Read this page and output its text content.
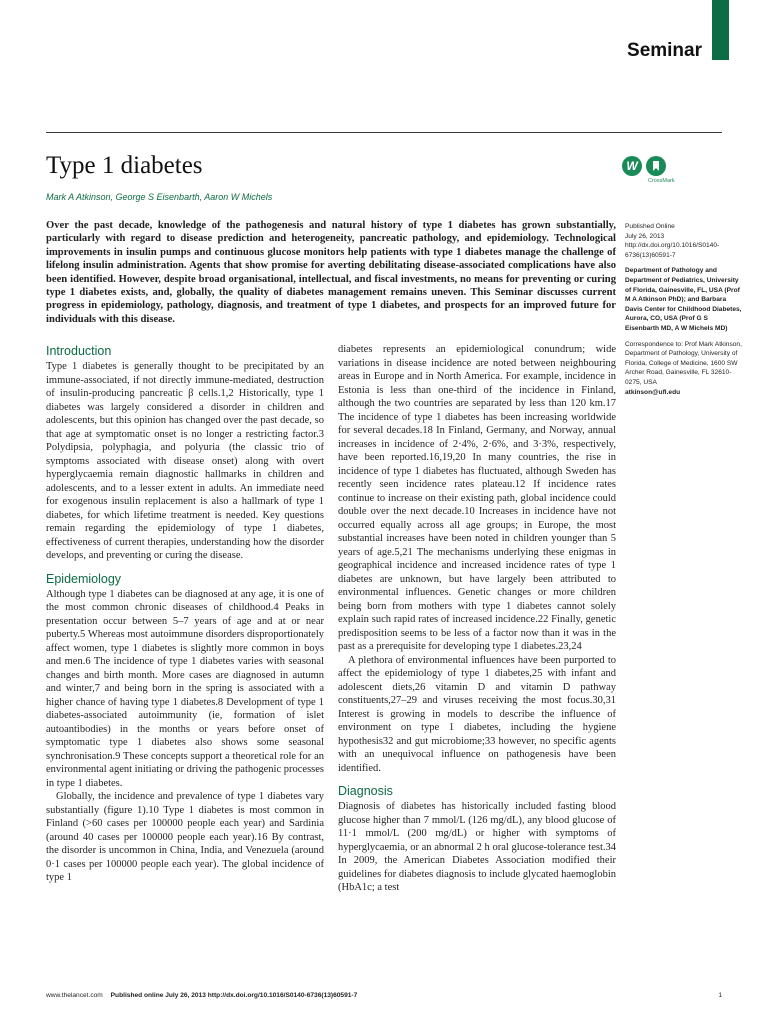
Seminar
Type 1 diabetes	W
CrossMark
Mark A Atkinson, George S Eisenbarth, Aaron W Michels

Over the past decade, knowledge of the pathogenesis and natural history of type 1 diabetes has grown substantially, particularly with regard to disease prediction and heterogeneity, pancreatic pathology, and epidemiology. Technological improvements in insulin pumps and continuous glucose monitors help patients with type 1 diabetes manage the challenge of lifelong insulin administration. Agents that show promise for averting debilitating disease-associated complications have also been identified. However, despite broad organisational, intellectual, and fiscal investments, no means for preventing or curing type 1 diabetes exists, and, globally, the quality of diabetes management remains uneven. This Seminar discusses current progress in epidemiology, pathology, diagnosis, and treatment of type 1 diabetes, and prospects for an improved future for individuals with this disease.

Published Online
July 26, 2013
http://dx.doi.org/10.1016/S0140-6736(13)60591-7

Department of Pathology and Department of Pediatrics, University of Florida, Gainesville, FL, USA (Prof M A Atkinson PhD); and Barbara Davis Center for Childhood Diabetes, Aurora, CO, USA (Prof G S Eisenbarth MD, A W Michels MD)

Correspondence to: Prof Mark Atkinson, Department of Pathology, University of Florida, College of Medicine, 1600 SW Archer Road, Gainesville, FL 32610-0275, USA
atkinson@ufl.edu

Introduction

Type 1 diabetes is generally thought to be precipitated by an immune-associated, if not directly immune-mediated, destruction of insulin-producing pancreatic β cells.1,2 Historically, type 1 diabetes was largely considered a disorder in children and adolescents, but this opinion has changed over the past decade, so that age at symptomatic onset is no longer a restricting factor.3 Polydipsia, polyphagia, and polyuria (the classic trio of symptoms associated with disease onset) along with overt hyperglycaemia remain diagnostic hallmarks in children and adolescents, and to a lesser extent in adults. An immediate need for exogenous insulin replacement is also a hallmark of type 1 diabetes, for which lifetime treatment is needed. Key questions remain regarding the epidemiology of type 1 diabetes, effectiveness of current therapies, understanding how the disorder develops, and preventing or curing the disease.

Epidemiology

Although type 1 diabetes can be diagnosed at any age, it is one of the most common chronic diseases of childhood.4 Peaks in presentation occur between 5–7 years of age and at or near puberty.5 Whereas most autoimmune disorders disproportionately affect women, type 1 diabetes is slightly more common in boys and men.6 The incidence of type 1 diabetes varies with seasonal changes and birth month. More cases are diagnosed in autumn and winter,7 and being born in the spring is associated with a higher chance of having type 1 diabetes.8 Development of type 1 diabetes-associated autoimmunity (ie, formation of islet autoantibodies) in the months or years before onset of symptomatic type 1 diabetes also shows some seasonal synchronisation.9 These concepts support a theoretical role for an environmental agent initiating or driving the pathogenic processes in type 1 diabetes.

Globally, the incidence and prevalence of type 1 diabetes vary substantially (figure 1).10 Type 1 diabetes is most common in Finland (>60 cases per 100000 people each year) and Sardinia (around 40 cases per 100000 people each year).16 By contrast, the disorder is uncommon in China, India, and Venezuela (around 0·1 cases per 100000 people each year). The global incidence of type 1

diabetes represents an epidemiological conundrum; wide variations in disease incidence are noted between neighbouring areas in Europe and in North America. For example, incidence in Estonia is less than one-third of the incidence in Finland, although the two countries are separated by less than 120 km.17 The incidence of type 1 diabetes has been increasing worldwide for several decades.18 In Finland, Germany, and Norway, annual increases in incidence of 2·4%, 2·6%, and 3·3%, respectively, have been reported.16,19,20 In many countries, the rise in incidence of type 1 diabetes has fluctuated, although Sweden has recently seen incidence rates plateau.12 If incidence rates continue to increase on their existing path, global incidence could double over the next decade.10 Increases in incidence have not occurred equally across all age groups; in Europe, the most substantial increases have been noted in children younger than 5 years of age.5,21 The mechanisms underlying these enigmas in geographical incidence and increased incidence rates of type 1 diabetes are unknown, but have largely been attributed to environmental influences. Genetic changes or more children being born from mothers with type 1 diabetes cannot solely explain such rapid rates of increased incidence.22 Finally, genetic predisposition seems to be less of a factor now than it was in the past as a prerequisite for developing type 1 diabetes.23,24

A plethora of environmental influences have been purported to affect the epidemiology of type 1 diabetes,25 with infant and adolescent diets,26 vitamin D and vitamin D pathway constituents,27–29 and viruses receiving the most focus.30,31 Interest is growing in models to describe the influence of environment on type 1 diabetes, including the hygiene hypothesis32 and gut microbiome;33 however, no specific agents with an unequivocal influence on pathogenesis have been identified.

Diagnosis

Diagnosis of diabetes has historically included fasting blood glucose higher than 7 mmol/L (126 mg/dL), any blood glucose of 11·1 mmol/L (200 mg/dL) or higher with symptoms of hyperglycaemia, or an abnormal 2 h oral glucose-tolerance test.34 In 2009, the American Diabetes Association modified their guidelines for diabetes diagnosis to include glycated haemoglobin (HbA1c; a test

www.thelancet.com Published online July 26, 2013 http://dx.doi.org/10.1016/S0140-6736(13)60591-7	1
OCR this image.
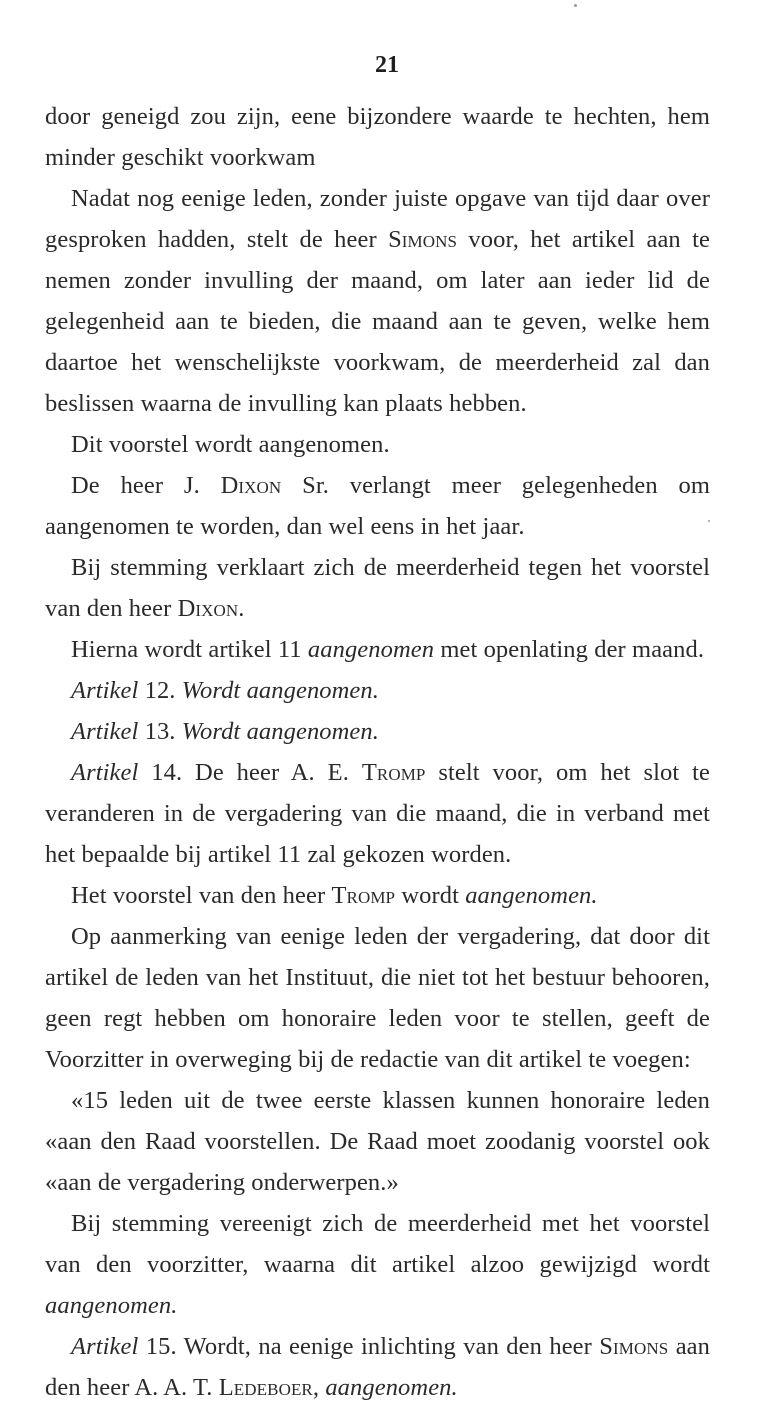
21

door geneigd zou zijn, eene bijzondere waarde te hechten, hem minder geschikt voorkwam

Nadat nog eenige leden, zonder juiste opgave van tijd daar over gesproken hadden, stelt de heer Simons voor, het artikel aan te nemen zonder invulling der maand, om later aan ieder lid de gelegenheid aan te bieden, die maand aan te geven, welke hem daartoe het wenschelijkste voorkwam, de meerderheid zal dan beslissen waarna de invulling kan plaats hebben.

Dit voorstel wordt aangenomen.

De heer J. Dixon Sr. verlangt meer gelegenheden om aangenomen te worden, dan wel eens in het jaar.

Bij stemming verklaart zich de meerderheid tegen het voorstel van den heer Dixon.

Hierna wordt artikel 11 aangenomen met openlating der maand.

Artikel 12. Wordt aangenomen.

Artikel 13. Wordt aangenomen.

Artikel 14. De heer A. E. Tromp stelt voor, om het slot te veranderen in de vergadering van die maand, die in verband met het bepaalde bij artikel 11 zal gekozen worden.

Het voorstel van den heer Tromp wordt aangenomen.

Op aanmerking van eenige leden der vergadering, dat door dit artikel de leden van het Instituut, die niet tot het bestuur behooren, geen regt hebben om honoraire leden voor te stellen, geeft de Voorzitter in overweging bij de redactie van dit artikel te voegen:

«15 leden uit de twee eerste klassen kunnen honoraire leden «aan den Raad voorstellen. De Raad moet zoodanig voorstel ook «aan de vergadering onderwerpen.»

Bij stemming vereenigt zich de meerderheid met het voorstel van den voorzitter, waarna dit artikel alzoo gewijzigd wordt aangenomen.

Artikel 15. Wordt, na eenige inlichting van den heer Simons aan den heer A. A. T. Ledeboer, aangenomen.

- _Task_
The entries are to be copied exactly, and each image is to be omitted.

- _Task output_
Read this page and output its text content.
Seminar
Type 1 diabetes	W
CrossMark
Mark A Atkinson, George S Eisenbarth, Aaron W Michels

Over the past decade, knowledge of the pathogenesis and natural history of type 1 diabetes has grown substantially, particularly with regard to disease prediction and heterogeneity, pancreatic pathology, and epidemiology. Technological improvements in insulin pumps and continuous glucose monitors help patients with type 1 diabetes manage the challenge of lifelong insulin administration. Agents that show promise for averting debilitating disease-associated complications have also been identified. However, despite broad organisational, intellectual, and fiscal investments, no means for preventing or curing type 1 diabetes exists, and, globally, the quality of diabetes management remains uneven. This Seminar discusses current progress in epidemiology, pathology, diagnosis, and treatment of type 1 diabetes, and prospects for an improved future for individuals with this disease.

Published Online
July 26, 2013
http://dx.doi.org/10.1016/S0140-6736(13)60591-7

Department of Pathology and Department of Pediatrics, University of Florida, Gainesville, FL, USA (Prof M A Atkinson PhD); and Barbara Davis Center for Childhood Diabetes, Aurora, CO, USA (Prof G S Eisenbarth MD, A W Michels MD)

Correspondence to: Prof Mark Atkinson, Department of Pathology, University of Florida, College of Medicine, 1600 SW Archer Road, Gainesville, FL 32610-0275, USA
atkinson@ufl.edu

Introduction

Type 1 diabetes is generally thought to be precipitated by an immune-associated, if not directly immune-mediated, destruction of insulin-producing pancreatic β cells.1,2 Historically, type 1 diabetes was largely considered a disorder in children and adolescents, but this opinion has changed over the past decade, so that age at symptomatic onset is no longer a restricting factor.3 Polydipsia, polyphagia, and polyuria (the classic trio of symptoms associated with disease onset) along with overt hyperglycaemia remain diagnostic hallmarks in children and adolescents, and to a lesser extent in adults. An immediate need for exogenous insulin replacement is also a hallmark of type 1 diabetes, for which lifetime treatment is needed. Key questions remain regarding the epidemiology of type 1 diabetes, effectiveness of current therapies, understanding how the disorder develops, and preventing or curing the disease.

Epidemiology

Although type 1 diabetes can be diagnosed at any age, it is one of the most common chronic diseases of childhood.4 Peaks in presentation occur between 5–7 years of age and at or near puberty.5 Whereas most autoimmune disorders disproportionately affect women, type 1 diabetes is slightly more common in boys and men.6 The incidence of type 1 diabetes varies with seasonal changes and birth month. More cases are diagnosed in autumn and winter,7 and being born in the spring is associated with a higher chance of having type 1 diabetes.8 Development of type 1 diabetes-associated autoimmunity (ie, formation of islet autoantibodies) in the months or years before onset of symptomatic type 1 diabetes also shows some seasonal synchronisation.9 These concepts support a theoretical role for an environmental agent initiating or driving the pathogenic processes in type 1 diabetes.

Globally, the incidence and prevalence of type 1 diabetes vary substantially (figure 1).10 Type 1 diabetes is most common in Finland (>60 cases per 100000 people each year) and Sardinia (around 40 cases per 100000 people each year).16 By contrast, the disorder is uncommon in China, India, and Venezuela (around 0·1 cases per 100000 people each year). The global incidence of type 1

diabetes represents an epidemiological conundrum; wide variations in disease incidence are noted between neighbouring areas in Europe and in North America. For example, incidence in Estonia is less than one-third of the incidence in Finland, although the two countries are separated by less than 120 km.17 The incidence of type 1 diabetes has been increasing worldwide for several decades.18 In Finland, Germany, and Norway, annual increases in incidence of 2·4%, 2·6%, and 3·3%, respectively, have been reported.16,19,20 In many countries, the rise in incidence of type 1 diabetes has fluctuated, although Sweden has recently seen incidence rates plateau.12 If incidence rates continue to increase on their existing path, global incidence could double over the next decade.10 Increases in incidence have not occurred equally across all age groups; in Europe, the most substantial increases have been noted in children younger than 5 years of age.5,21 The mechanisms underlying these enigmas in geographical incidence and increased incidence rates of type 1 diabetes are unknown, but have largely been attributed to environmental influences. Genetic changes or more children being born from mothers with type 1 diabetes cannot solely explain such rapid rates of increased incidence.22 Finally, genetic predisposition seems to be less of a factor now than it was in the past as a prerequisite for developing type 1 diabetes.23,24

A plethora of environmental influences have been purported to affect the epidemiology of type 1 diabetes,25 with infant and adolescent diets,26 vitamin D and vitamin D pathway constituents,27–29 and viruses receiving the most focus.30,31 Interest is growing in models to describe the influence of environment on type 1 diabetes, including the hygiene hypothesis32 and gut microbiome;33 however, no specific agents with an unequivocal influence on pathogenesis have been identified.

Diagnosis

Diagnosis of diabetes has historically included fasting blood glucose higher than 7 mmol/L (126 mg/dL), any blood glucose of 11·1 mmol/L (200 mg/dL) or higher with symptoms of hyperglycaemia, or an abnormal 2 h oral glucose-tolerance test.34 In 2009, the American Diabetes Association modified their guidelines for diabetes diagnosis to include glycated haemoglobin (HbA1c; a test

www.thelancet.com Published online July 26, 2013 http://dx.doi.org/10.1016/S0140-6736(13)60591-7	1
OCR this image.
21

door geneigd zou zijn, eene bijzondere waarde te hechten, hem minder geschikt voorkwam

Nadat nog eenige leden, zonder juiste opgave van tijd daar over gesproken hadden, stelt de heer Simons voor, het artikel aan te nemen zonder invulling der maand, om later aan ieder lid de gelegenheid aan te bieden, die maand aan te geven, welke hem daartoe het wenschelijkste voorkwam, de meerderheid zal dan beslissen waarna de invulling kan plaats hebben.

Dit voorstel wordt aangenomen.

De heer J. Dixon Sr. verlangt meer gelegenheden om aangenomen te worden, dan wel eens in het jaar.

Bij stemming verklaart zich de meerderheid tegen het voorstel van den heer Dixon.

Hierna wordt artikel 11 aangenomen met openlating der maand.

Artikel 12. Wordt aangenomen.

Artikel 13. Wordt aangenomen.

Artikel 14. De heer A. E. Tromp stelt voor, om het slot te veranderen in de vergadering van die maand, die in verband met het bepaalde bij artikel 11 zal gekozen worden.

Het voorstel van den heer Tromp wordt aangenomen.

Op aanmerking van eenige leden der vergadering, dat door dit artikel de leden van het Instituut, die niet tot het bestuur behooren, geen regt hebben om honoraire leden voor te stellen, geeft de Voorzitter in overweging bij de redactie van dit artikel te voegen:

«15 leden uit de twee eerste klassen kunnen honoraire leden «aan den Raad voorstellen. De Raad moet zoodanig voorstel ook «aan de vergadering onderwerpen.»

Bij stemming vereenigt zich de meerderheid met het voorstel van den voorzitter, waarna dit artikel alzoo gewijzigd wordt aangenomen.

Artikel 15. Wordt, na eenige inlichting van den heer Simons aan den heer A. A. T. Ledeboer, aangenomen.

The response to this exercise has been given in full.